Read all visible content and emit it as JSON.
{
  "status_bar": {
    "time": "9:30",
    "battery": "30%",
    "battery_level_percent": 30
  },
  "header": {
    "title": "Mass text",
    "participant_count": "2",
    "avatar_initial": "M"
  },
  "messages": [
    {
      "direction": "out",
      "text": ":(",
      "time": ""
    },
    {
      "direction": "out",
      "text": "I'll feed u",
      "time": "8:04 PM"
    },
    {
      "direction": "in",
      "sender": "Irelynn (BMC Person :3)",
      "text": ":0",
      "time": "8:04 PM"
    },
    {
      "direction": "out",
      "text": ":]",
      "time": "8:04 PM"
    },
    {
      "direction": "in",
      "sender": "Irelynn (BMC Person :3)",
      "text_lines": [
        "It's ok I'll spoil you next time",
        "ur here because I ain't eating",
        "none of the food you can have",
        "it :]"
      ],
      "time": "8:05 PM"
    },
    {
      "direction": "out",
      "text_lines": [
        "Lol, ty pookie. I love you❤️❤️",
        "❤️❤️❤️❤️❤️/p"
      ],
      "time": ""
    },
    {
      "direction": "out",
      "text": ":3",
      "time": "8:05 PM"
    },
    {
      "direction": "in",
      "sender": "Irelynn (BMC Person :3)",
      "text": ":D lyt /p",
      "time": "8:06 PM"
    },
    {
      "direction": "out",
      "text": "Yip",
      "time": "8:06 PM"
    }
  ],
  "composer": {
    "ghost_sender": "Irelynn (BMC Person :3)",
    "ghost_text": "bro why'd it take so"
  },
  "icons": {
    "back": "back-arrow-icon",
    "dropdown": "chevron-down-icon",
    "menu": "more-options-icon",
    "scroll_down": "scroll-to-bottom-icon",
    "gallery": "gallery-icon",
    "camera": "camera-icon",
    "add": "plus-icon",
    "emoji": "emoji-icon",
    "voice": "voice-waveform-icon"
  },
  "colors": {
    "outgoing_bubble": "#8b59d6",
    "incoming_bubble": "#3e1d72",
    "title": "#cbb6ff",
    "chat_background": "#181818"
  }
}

+ + + + +

__Problem requirements__
Here, the records must be output exactly and in full.

__Complete response__
Read all visible content and emit it as JSON.
{
  "status_bar": {
    "time": "9:30",
    "battery": "30%",
    "battery_level_percent": 30
  },
  "header": {
    "title": "Mass text",
    "participant_count": "2",
    "avatar_initial": "M"
  },
  "messages": [
    {
      "direction": "out",
      "text": ":(",
      "time": ""
    },
    {
      "direction": "out",
      "text": "I'll feed u",
      "time": "8:04 PM"
    },
    {
      "direction": "in",
      "sender": "Irelynn (BMC Person :3)",
      "text": ":0",
      "time": "8:04 PM"
    },
    {
      "direction": "out",
      "text": ":]",
      "time": "8:04 PM"
    },
    {
      "direction": "in",
      "sender": "Irelynn (BMC Person :3)",
      "text_lines": [
        "It's ok I'll spoil you next time",
        "ur here because I ain't eating",
        "none of the food you can have",
        "it :]"
      ],
      "time": "8:05 PM"
    },
    {
      "direction": "out",
      "text_lines": [
        "Lol, ty pookie. I love you❤️❤️",
        "❤️❤️❤️❤️❤️/p"
      ],
      "time": ""
    },
    {
      "direction": "out",
      "text": ":3",
      "time": "8:05 PM"
    },
    {
      "direction": "in",
      "sender": "Irelynn (BMC Person :3)",
      "text": ":D lyt /p",
      "time": "8:06 PM"
    },
    {
      "direction": "out",
      "text": "Yip",
      "time": "8:06 PM"
    }
  ],
  "composer": {
    "ghost_sender": "Irelynn (BMC Person :3)",
    "ghost_text": "bro why'd it take so"
  },
  "icons": {
    "back": "back-arrow-icon",
    "dropdown": "chevron-down-icon",
    "menu": "more-options-icon",
    "scroll_down": "scroll-to-bottom-icon",
    "gallery": "gallery-icon",
    "camera": "camera-icon",
    "add": "plus-icon",
    "emoji": "emoji-icon",
    "voice": "voice-waveform-icon"
  },
  "colors": {
    "outgoing_bubble": "#8b59d6",
    "incoming_bubble": "#3e1d72",
    "title": "#cbb6ff",
    "chat_background": "#181818"
  }
}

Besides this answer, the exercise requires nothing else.